#### TASK GOAL:
Copy, without any change, the part of the entries that opens with the line containing "secondary-y-tick-label: 1.00% <box>429" and closes with the line containing "page-title: AVERAGE CORE", keeping both of those lines.

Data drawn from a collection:
• • • • •

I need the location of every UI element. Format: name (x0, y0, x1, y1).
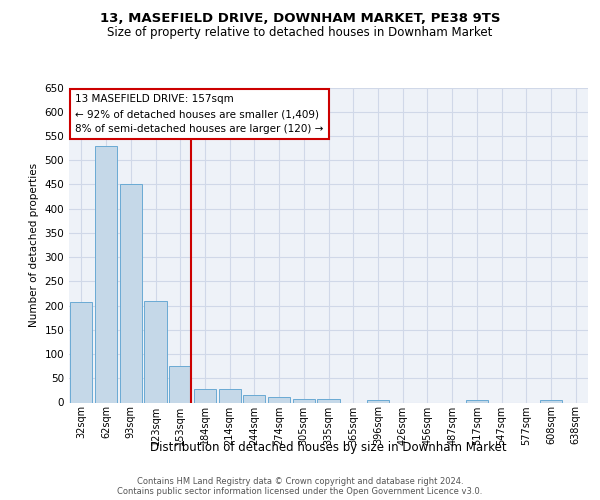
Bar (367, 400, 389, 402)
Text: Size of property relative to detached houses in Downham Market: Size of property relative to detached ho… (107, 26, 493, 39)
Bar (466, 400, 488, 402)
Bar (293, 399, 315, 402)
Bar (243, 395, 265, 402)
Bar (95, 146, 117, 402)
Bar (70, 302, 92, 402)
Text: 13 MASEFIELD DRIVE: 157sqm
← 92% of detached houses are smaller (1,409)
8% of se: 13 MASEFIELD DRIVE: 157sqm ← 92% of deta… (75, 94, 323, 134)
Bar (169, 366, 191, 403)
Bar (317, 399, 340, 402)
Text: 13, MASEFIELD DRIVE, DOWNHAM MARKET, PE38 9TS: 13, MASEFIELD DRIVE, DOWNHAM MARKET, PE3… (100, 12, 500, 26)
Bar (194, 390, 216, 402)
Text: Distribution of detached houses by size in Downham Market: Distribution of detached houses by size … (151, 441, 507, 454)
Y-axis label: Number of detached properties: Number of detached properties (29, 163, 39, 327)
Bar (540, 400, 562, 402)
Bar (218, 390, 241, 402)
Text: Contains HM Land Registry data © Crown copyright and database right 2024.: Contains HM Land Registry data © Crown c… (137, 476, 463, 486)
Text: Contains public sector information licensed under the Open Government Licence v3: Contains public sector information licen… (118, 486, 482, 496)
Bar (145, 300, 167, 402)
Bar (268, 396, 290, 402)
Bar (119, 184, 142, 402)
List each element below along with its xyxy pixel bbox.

• • • • •

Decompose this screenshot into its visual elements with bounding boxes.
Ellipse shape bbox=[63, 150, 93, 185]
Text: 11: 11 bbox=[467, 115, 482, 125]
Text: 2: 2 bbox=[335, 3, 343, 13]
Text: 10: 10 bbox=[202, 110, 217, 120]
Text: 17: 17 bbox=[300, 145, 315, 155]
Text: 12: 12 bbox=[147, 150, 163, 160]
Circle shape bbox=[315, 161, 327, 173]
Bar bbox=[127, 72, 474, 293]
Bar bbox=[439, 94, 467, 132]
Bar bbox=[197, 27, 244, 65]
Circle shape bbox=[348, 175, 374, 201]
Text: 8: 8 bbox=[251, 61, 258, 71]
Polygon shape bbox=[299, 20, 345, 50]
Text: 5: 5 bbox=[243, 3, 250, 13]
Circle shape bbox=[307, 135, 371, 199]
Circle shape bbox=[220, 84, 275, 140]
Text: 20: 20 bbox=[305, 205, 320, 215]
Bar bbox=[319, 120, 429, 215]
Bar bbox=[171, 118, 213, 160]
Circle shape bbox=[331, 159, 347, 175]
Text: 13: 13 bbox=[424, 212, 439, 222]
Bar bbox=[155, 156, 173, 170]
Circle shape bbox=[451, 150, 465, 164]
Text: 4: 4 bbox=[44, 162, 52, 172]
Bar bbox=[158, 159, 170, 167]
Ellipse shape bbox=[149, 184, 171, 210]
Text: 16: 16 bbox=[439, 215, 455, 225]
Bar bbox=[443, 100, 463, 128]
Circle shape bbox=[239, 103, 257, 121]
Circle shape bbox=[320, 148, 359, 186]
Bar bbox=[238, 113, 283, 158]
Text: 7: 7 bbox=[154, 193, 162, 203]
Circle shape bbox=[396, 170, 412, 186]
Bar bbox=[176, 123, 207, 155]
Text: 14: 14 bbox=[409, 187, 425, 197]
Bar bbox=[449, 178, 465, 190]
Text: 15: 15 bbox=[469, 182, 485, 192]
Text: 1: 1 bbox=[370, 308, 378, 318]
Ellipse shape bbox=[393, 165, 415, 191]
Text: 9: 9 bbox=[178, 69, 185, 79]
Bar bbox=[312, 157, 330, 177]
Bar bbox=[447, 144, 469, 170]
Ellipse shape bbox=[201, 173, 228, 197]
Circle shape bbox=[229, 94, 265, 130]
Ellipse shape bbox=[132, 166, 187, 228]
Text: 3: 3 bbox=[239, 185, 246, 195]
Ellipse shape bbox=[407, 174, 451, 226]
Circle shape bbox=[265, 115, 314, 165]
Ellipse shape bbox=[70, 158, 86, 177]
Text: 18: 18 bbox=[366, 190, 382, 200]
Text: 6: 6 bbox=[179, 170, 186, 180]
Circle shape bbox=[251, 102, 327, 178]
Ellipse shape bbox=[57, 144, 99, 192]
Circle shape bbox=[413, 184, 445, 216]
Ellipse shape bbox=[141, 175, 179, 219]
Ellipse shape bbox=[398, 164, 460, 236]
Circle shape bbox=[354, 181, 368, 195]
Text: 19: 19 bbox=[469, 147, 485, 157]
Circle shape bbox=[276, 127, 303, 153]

• • • • •

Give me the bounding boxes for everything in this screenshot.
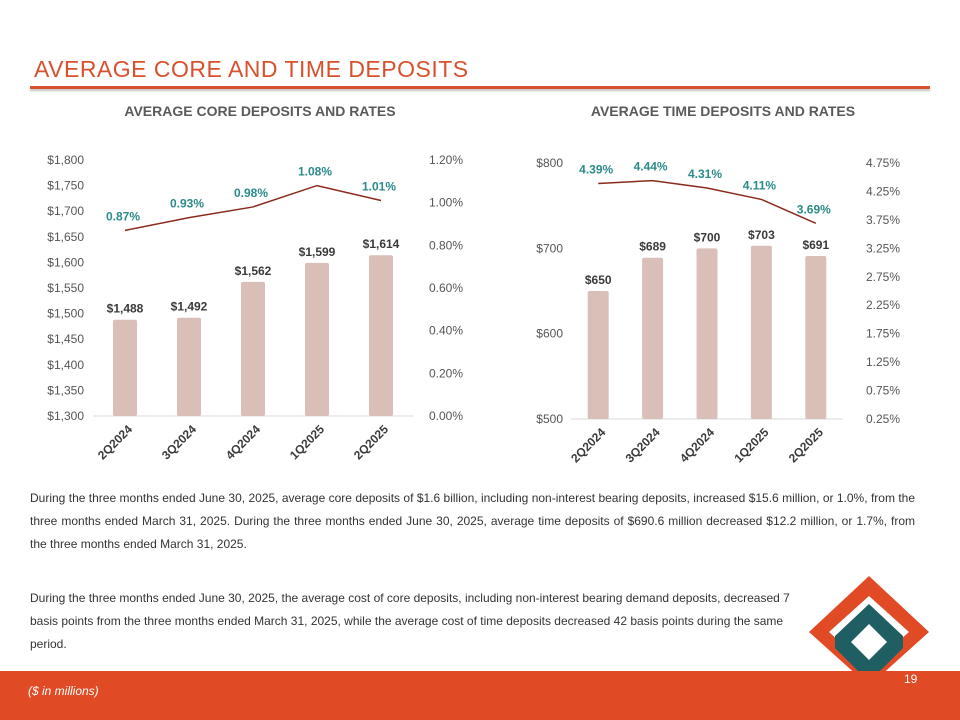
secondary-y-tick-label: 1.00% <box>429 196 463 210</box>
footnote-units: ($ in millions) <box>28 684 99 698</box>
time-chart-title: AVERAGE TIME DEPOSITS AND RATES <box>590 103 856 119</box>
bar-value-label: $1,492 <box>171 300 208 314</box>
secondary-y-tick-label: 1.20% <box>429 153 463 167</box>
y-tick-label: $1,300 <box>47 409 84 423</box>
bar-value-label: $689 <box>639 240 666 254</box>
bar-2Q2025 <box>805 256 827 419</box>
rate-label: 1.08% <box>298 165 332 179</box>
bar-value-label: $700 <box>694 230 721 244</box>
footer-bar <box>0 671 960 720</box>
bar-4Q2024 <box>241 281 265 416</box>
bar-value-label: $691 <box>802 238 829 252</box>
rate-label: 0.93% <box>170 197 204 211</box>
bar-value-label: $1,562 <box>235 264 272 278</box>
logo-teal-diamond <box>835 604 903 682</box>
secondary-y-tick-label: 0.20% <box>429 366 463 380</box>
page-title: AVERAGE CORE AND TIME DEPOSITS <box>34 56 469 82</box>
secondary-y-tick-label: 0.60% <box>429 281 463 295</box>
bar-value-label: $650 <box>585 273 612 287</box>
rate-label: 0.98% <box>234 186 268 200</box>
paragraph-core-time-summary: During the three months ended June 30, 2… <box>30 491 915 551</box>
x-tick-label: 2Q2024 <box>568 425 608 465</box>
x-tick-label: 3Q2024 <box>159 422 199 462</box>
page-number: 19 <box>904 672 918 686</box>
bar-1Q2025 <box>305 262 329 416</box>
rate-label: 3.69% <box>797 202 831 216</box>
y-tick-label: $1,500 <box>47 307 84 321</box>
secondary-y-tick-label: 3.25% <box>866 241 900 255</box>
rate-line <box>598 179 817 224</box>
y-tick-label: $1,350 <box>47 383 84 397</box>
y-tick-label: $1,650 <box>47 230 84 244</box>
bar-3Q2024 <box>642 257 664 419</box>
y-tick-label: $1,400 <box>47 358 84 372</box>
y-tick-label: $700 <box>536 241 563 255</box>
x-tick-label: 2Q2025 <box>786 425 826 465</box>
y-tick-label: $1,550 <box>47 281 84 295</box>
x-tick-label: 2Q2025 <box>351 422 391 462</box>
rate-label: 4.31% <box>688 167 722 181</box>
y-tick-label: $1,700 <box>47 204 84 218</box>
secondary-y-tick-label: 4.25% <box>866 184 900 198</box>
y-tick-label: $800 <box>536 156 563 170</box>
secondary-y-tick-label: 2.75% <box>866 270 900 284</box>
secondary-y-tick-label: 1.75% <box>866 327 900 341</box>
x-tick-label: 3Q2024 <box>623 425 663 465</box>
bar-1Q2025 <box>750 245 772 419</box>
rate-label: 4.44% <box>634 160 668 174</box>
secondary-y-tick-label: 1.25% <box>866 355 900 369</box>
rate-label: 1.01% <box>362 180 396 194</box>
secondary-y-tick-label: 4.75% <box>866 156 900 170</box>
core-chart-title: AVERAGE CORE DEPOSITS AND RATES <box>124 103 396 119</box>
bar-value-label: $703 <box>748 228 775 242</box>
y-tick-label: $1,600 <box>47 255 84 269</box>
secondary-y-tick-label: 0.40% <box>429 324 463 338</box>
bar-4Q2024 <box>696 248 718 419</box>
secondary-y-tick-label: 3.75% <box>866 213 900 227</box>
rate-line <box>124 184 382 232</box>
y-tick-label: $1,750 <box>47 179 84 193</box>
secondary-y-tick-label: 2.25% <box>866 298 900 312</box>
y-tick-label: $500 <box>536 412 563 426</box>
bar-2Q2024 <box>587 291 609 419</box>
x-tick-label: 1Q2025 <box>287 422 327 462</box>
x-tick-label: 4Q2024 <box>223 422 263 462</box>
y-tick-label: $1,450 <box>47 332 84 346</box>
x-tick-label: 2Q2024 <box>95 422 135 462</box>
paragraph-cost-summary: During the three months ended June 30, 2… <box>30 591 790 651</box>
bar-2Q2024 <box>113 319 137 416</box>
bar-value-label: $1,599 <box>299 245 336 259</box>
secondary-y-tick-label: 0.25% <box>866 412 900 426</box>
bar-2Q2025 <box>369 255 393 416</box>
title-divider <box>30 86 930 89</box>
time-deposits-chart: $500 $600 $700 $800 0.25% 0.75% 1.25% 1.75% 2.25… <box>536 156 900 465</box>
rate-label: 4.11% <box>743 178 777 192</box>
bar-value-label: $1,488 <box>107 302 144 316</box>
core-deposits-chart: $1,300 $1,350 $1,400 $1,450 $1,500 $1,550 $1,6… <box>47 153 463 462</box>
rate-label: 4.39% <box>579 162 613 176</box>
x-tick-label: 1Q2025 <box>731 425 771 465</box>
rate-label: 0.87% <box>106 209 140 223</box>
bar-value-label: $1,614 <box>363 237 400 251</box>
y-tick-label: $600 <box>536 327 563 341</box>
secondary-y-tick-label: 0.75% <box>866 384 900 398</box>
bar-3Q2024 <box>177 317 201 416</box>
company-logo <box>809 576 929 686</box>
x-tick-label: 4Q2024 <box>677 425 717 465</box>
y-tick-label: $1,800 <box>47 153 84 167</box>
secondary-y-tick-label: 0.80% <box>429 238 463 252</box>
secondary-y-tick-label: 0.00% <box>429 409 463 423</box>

• • • • •

#### RESULT:
secondary-y-tick-label: 1.00% <box>429 196 463 210</box>
footnote-units: ($ in millions) <box>28 684 99 698</box>
time-chart-title: AVERAGE TIME DEPOSITS AND RATES <box>590 103 856 119</box>
bar-value-label: $1,492 <box>171 300 208 314</box>
secondary-y-tick-label: 1.20% <box>429 153 463 167</box>
y-tick-label: $1,300 <box>47 409 84 423</box>
bar-value-label: $689 <box>639 240 666 254</box>
bar-2Q2025 <box>805 256 827 419</box>
rate-label: 1.08% <box>298 165 332 179</box>
bar-value-label: $700 <box>694 230 721 244</box>
footer-bar <box>0 671 960 720</box>
bar-4Q2024 <box>241 281 265 416</box>
bar-value-label: $691 <box>802 238 829 252</box>
rate-label: 0.93% <box>170 197 204 211</box>
bar-value-label: $1,562 <box>235 264 272 278</box>
logo-teal-diamond <box>835 604 903 682</box>
secondary-y-tick-label: 0.20% <box>429 366 463 380</box>
page-title: AVERAGE CORE AND TIME DEPOSITS <box>34 56 469 82</box>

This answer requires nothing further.